**** Data rows

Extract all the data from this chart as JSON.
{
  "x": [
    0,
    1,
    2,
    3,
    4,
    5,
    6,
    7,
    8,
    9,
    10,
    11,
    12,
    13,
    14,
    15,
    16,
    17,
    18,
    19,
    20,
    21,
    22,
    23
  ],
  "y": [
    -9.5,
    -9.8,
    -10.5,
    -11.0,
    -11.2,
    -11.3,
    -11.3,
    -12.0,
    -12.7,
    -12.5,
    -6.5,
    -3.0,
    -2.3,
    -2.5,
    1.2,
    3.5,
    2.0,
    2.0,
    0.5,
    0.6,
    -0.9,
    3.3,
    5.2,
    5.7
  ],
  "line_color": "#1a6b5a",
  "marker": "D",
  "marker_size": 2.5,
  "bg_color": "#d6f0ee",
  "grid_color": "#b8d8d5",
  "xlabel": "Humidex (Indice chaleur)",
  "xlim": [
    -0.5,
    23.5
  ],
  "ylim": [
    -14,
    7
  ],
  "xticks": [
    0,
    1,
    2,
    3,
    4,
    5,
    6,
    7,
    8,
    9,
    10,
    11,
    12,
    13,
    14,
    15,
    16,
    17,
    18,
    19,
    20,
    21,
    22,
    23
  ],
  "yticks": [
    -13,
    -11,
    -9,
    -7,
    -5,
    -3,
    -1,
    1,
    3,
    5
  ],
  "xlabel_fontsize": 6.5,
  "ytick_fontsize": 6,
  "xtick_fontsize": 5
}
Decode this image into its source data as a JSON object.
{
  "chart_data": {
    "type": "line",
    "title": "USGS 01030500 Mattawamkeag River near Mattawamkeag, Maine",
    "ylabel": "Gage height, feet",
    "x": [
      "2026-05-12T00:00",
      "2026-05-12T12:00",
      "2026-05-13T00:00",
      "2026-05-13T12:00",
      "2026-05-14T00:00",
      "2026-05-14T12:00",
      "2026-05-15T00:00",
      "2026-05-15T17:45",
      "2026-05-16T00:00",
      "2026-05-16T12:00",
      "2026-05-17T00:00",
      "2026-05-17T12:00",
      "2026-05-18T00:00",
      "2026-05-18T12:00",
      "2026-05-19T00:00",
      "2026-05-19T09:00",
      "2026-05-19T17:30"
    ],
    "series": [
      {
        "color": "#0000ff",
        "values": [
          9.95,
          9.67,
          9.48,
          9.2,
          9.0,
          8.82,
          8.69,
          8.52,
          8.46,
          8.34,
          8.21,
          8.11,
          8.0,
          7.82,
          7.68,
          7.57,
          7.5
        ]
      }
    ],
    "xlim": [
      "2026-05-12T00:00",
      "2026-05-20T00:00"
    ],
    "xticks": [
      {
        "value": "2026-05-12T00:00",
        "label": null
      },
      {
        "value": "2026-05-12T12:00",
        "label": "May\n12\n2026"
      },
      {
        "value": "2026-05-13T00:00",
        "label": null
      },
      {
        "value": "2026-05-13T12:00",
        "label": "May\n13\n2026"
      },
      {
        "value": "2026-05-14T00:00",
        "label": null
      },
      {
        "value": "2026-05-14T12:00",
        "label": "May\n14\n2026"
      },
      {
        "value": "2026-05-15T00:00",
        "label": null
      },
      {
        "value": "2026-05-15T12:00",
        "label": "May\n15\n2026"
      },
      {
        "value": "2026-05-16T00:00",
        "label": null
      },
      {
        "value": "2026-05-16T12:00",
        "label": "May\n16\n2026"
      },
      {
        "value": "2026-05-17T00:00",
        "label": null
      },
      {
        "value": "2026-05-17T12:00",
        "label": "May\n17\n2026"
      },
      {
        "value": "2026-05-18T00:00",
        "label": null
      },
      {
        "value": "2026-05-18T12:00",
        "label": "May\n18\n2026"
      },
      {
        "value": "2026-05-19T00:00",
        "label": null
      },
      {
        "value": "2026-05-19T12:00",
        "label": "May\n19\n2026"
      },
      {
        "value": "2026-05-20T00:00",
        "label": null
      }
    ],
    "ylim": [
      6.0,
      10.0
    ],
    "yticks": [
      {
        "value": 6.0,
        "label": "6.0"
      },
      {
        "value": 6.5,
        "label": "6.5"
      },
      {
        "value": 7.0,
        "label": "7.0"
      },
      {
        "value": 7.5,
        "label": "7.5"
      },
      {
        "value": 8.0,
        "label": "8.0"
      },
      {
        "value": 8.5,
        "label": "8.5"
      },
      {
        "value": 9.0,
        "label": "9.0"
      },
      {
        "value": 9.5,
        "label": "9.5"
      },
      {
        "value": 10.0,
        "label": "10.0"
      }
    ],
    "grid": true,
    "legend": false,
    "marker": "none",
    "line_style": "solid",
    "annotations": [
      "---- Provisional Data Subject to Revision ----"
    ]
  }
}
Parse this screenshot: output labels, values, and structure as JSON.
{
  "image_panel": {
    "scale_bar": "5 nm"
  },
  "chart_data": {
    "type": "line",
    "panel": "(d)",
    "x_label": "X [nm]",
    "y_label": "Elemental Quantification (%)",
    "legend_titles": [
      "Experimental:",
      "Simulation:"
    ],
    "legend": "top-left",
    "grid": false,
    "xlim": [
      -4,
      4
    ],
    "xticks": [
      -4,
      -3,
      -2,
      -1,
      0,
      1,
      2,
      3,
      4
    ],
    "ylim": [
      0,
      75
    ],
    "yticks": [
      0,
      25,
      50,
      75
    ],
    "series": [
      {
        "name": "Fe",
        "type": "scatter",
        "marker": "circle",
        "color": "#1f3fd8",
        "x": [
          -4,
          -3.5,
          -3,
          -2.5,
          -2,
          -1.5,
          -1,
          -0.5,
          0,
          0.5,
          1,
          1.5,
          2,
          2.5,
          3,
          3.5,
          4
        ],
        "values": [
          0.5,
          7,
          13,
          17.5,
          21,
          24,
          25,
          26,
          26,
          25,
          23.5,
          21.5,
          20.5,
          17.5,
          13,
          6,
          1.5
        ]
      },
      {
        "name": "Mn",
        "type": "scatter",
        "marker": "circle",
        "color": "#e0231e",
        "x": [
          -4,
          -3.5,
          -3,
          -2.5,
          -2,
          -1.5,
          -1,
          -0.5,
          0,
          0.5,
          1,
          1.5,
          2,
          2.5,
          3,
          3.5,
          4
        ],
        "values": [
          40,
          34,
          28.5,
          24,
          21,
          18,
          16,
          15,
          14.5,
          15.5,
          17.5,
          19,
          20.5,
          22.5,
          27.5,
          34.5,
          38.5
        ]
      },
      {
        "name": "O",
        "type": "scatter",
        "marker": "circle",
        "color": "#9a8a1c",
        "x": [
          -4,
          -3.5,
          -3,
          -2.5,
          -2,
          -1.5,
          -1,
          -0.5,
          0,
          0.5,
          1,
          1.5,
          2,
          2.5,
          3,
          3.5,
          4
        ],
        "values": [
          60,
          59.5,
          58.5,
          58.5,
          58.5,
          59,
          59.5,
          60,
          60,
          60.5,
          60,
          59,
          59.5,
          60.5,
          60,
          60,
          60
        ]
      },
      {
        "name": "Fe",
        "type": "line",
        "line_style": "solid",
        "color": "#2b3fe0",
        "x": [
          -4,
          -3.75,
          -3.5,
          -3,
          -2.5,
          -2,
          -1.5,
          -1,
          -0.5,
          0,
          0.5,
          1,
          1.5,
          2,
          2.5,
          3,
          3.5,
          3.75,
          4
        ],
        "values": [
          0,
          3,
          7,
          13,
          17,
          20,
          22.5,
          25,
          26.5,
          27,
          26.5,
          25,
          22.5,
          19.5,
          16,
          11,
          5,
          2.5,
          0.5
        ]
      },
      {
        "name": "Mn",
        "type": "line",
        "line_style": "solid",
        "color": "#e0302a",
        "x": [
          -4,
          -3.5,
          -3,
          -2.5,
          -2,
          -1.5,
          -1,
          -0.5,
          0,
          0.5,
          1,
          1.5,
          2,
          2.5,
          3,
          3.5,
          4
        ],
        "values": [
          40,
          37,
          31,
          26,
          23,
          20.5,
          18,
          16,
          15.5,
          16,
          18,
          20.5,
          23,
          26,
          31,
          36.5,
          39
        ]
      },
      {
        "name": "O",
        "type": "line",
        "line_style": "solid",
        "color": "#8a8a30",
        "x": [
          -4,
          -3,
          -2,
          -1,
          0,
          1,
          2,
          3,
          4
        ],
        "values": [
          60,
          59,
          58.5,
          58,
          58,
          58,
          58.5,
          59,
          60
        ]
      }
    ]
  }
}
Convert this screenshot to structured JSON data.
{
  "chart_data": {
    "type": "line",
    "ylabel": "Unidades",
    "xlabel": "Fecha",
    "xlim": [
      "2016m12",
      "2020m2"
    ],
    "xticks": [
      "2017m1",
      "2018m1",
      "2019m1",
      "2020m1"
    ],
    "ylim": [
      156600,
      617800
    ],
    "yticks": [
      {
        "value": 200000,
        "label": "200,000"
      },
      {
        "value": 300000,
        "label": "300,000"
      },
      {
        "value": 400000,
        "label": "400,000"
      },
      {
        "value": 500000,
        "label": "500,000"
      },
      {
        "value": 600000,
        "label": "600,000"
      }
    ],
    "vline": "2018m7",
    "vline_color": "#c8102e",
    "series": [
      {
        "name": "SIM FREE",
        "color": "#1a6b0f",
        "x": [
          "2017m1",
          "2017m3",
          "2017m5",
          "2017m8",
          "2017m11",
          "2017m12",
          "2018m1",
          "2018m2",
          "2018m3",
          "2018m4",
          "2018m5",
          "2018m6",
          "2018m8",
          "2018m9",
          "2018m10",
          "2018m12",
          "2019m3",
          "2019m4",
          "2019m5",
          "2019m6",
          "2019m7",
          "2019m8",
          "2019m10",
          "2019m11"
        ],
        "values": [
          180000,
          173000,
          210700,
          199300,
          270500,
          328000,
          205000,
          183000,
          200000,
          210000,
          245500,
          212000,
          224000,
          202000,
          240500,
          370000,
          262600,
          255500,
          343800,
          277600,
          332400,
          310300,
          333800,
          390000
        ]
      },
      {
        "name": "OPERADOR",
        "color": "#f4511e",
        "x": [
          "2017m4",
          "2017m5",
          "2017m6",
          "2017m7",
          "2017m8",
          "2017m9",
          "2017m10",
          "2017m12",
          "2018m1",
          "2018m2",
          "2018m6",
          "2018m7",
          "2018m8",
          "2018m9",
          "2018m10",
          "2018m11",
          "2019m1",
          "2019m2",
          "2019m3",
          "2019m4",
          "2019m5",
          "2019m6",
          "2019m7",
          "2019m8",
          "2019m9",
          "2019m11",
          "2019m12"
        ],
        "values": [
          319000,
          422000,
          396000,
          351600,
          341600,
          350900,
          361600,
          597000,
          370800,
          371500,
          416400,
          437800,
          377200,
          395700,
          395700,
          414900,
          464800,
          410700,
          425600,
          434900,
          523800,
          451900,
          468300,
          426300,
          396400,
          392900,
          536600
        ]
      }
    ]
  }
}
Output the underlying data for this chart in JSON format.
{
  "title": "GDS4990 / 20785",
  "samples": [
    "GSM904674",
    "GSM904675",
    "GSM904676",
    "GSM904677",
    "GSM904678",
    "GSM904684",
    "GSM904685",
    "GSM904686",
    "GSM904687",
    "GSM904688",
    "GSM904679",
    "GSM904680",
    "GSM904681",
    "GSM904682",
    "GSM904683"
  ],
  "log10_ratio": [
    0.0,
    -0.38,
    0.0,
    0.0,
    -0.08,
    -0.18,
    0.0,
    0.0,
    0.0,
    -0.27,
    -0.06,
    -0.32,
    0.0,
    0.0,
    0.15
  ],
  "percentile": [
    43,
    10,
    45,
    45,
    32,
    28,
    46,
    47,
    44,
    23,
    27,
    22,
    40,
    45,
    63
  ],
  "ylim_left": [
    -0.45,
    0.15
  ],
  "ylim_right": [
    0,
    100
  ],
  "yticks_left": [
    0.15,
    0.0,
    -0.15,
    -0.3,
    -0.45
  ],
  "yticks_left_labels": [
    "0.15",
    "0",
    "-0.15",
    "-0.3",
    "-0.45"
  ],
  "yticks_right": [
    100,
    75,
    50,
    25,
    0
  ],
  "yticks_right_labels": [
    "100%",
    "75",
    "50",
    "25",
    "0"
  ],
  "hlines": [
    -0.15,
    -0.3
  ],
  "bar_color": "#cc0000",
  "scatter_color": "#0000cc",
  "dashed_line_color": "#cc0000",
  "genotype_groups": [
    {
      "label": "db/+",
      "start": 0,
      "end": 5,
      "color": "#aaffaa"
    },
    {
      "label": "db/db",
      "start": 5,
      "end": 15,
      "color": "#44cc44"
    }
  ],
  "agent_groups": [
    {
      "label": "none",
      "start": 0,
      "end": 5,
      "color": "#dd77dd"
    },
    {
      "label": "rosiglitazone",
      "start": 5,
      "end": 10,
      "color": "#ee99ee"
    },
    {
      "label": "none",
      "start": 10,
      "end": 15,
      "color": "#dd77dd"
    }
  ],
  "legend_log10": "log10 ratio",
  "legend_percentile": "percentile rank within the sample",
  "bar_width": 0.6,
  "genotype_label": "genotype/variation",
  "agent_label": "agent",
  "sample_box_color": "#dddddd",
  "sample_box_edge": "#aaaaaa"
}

********

## Given problem:
Look over the listing. Pull out every line with the string "percentile" in it.

## Task solution:
  "percentile": [
  "legend_percentile": "percentile rank within the sample",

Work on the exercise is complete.